[Structured figure records]

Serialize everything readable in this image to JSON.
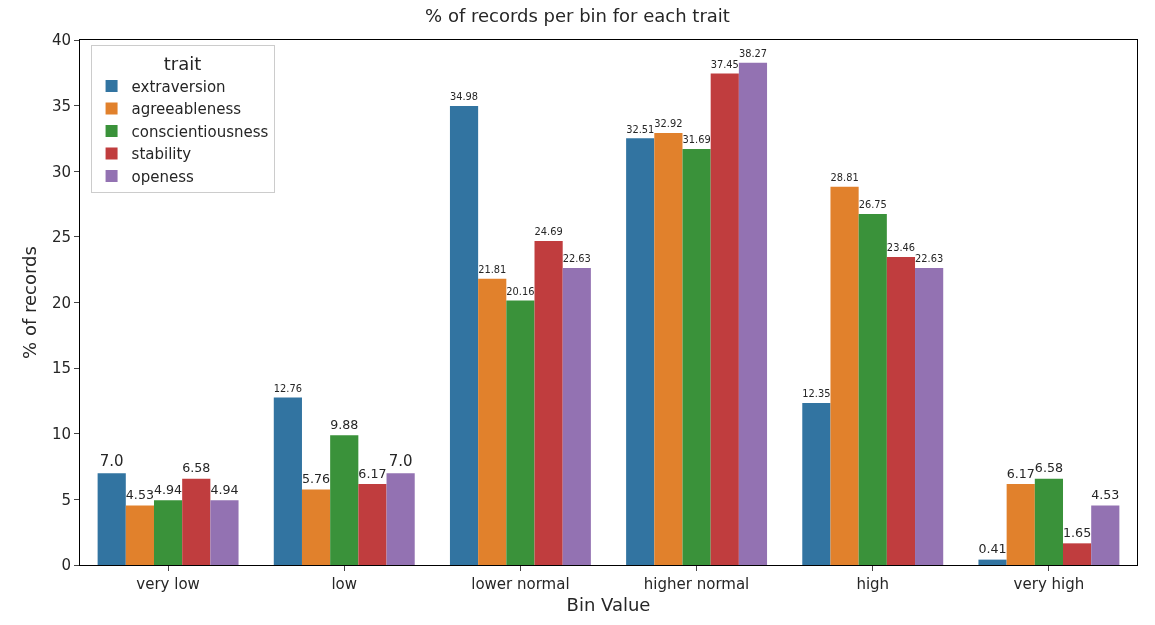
{
  "chart_data": {
    "type": "bar",
    "title": "% of records per bin for each trait",
    "xlabel": "Bin Value",
    "ylabel": "% of records",
    "legend_title": "trait",
    "legend": "top left",
    "grid": false,
    "categories": [
      "very low",
      "low",
      "lower normal",
      "higher normal",
      "high",
      "very high"
    ],
    "ylim": [
      0,
      40
    ],
    "yticks": [
      0,
      5,
      10,
      15,
      20,
      25,
      30,
      35,
      40
    ],
    "series": [
      {
        "name": "extraversion",
        "color": "#3274a1",
        "values": [
          7.0,
          12.76,
          34.98,
          32.51,
          12.35,
          0.41
        ],
        "value_labels": [
          "7.0",
          "12.76",
          "34.98",
          "32.51",
          "12.35",
          "0.41"
        ]
      },
      {
        "name": "agreeableness",
        "color": "#e1812c",
        "values": [
          4.53,
          5.76,
          21.81,
          32.92,
          28.81,
          6.17
        ],
        "value_labels": [
          "4.53",
          "5.76",
          "21.81",
          "32.92",
          "28.81",
          "6.17"
        ]
      },
      {
        "name": "conscientiousness",
        "color": "#3a923a",
        "values": [
          4.94,
          9.88,
          20.16,
          31.69,
          26.75,
          6.58
        ],
        "value_labels": [
          "4.94",
          "9.88",
          "20.16",
          "31.69",
          "26.75",
          "6.58"
        ]
      },
      {
        "name": "stability",
        "color": "#c03d3e",
        "values": [
          6.58,
          6.17,
          24.69,
          37.45,
          23.46,
          1.65
        ],
        "value_labels": [
          "6.58",
          "6.17",
          "24.69",
          "37.45",
          "23.46",
          "1.65"
        ]
      },
      {
        "name": "openess",
        "color": "#9372b2",
        "values": [
          4.94,
          7.0,
          22.63,
          38.27,
          22.63,
          4.53
        ],
        "value_labels": [
          "4.94",
          "7.0",
          "22.63",
          "38.27",
          "22.63",
          "4.53"
        ]
      }
    ]
  }
}
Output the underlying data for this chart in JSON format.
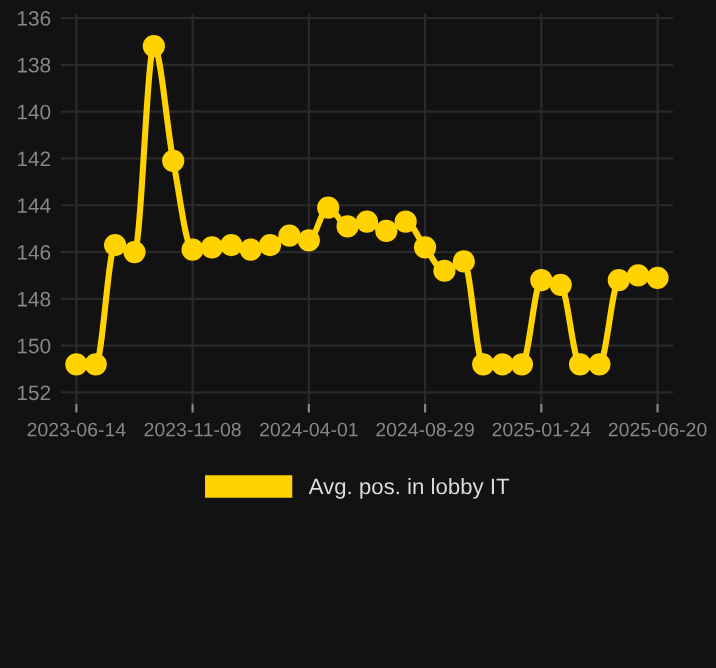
{
  "chart_data": {
    "type": "line",
    "categories": [
      "2023-06-14",
      null,
      null,
      null,
      null,
      null,
      "2023-11-08",
      null,
      null,
      null,
      null,
      null,
      "2024-04-01",
      null,
      null,
      null,
      null,
      null,
      "2024-08-29",
      null,
      null,
      null,
      null,
      null,
      "2025-01-24",
      null,
      null,
      null,
      null,
      null,
      "2025-06-20"
    ],
    "series": [
      {
        "name": "Avg. pos. in lobby IT",
        "color": "#ffd200",
        "values": [
          150.8,
          150.8,
          145.7,
          146.0,
          137.2,
          142.1,
          145.9,
          145.8,
          145.7,
          145.9,
          145.7,
          145.3,
          145.5,
          144.1,
          144.9,
          144.7,
          145.1,
          144.7,
          145.8,
          146.8,
          146.4,
          150.8,
          150.8,
          150.8,
          147.2,
          147.4,
          150.8,
          150.8,
          147.2,
          147.0,
          147.1
        ]
      }
    ],
    "ylim": [
      152.5,
      135.8
    ],
    "yticks": [
      136,
      138,
      140,
      142,
      144,
      146,
      148,
      150,
      152
    ],
    "grid": true,
    "legend": "bottom",
    "marker": "circle",
    "line_style": "solid"
  }
}
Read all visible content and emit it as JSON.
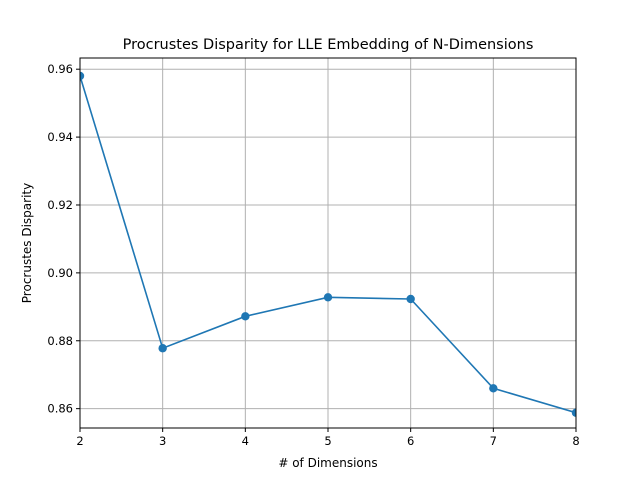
{
  "chart_data": {
    "type": "line",
    "title": "Procrustes Disparity for LLE Embedding of N-Dimensions",
    "xlabel": "# of Dimensions",
    "ylabel": "Procrustes Disparity",
    "x": [
      2,
      3,
      4,
      5,
      6,
      7,
      8
    ],
    "series": [
      {
        "values": [
          0.958,
          0.8778,
          0.8872,
          0.8928,
          0.8923,
          0.866,
          0.8588
        ],
        "color": "#1f77b4"
      }
    ],
    "xlim": [
      2,
      8
    ],
    "ylim": [
      0.8543,
      0.9633
    ],
    "xticks": [
      "2",
      "3",
      "4",
      "5",
      "6",
      "7",
      "8"
    ],
    "yticks": [
      "0.86",
      "0.88",
      "0.90",
      "0.92",
      "0.94",
      "0.96"
    ],
    "grid": true
  }
}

» **What to do**: Copy down every line of the entries containing the word "ylabel".

» **Response below**:
    "ylabel": "% of records",
    "ylabel": "Procrustes Disparity",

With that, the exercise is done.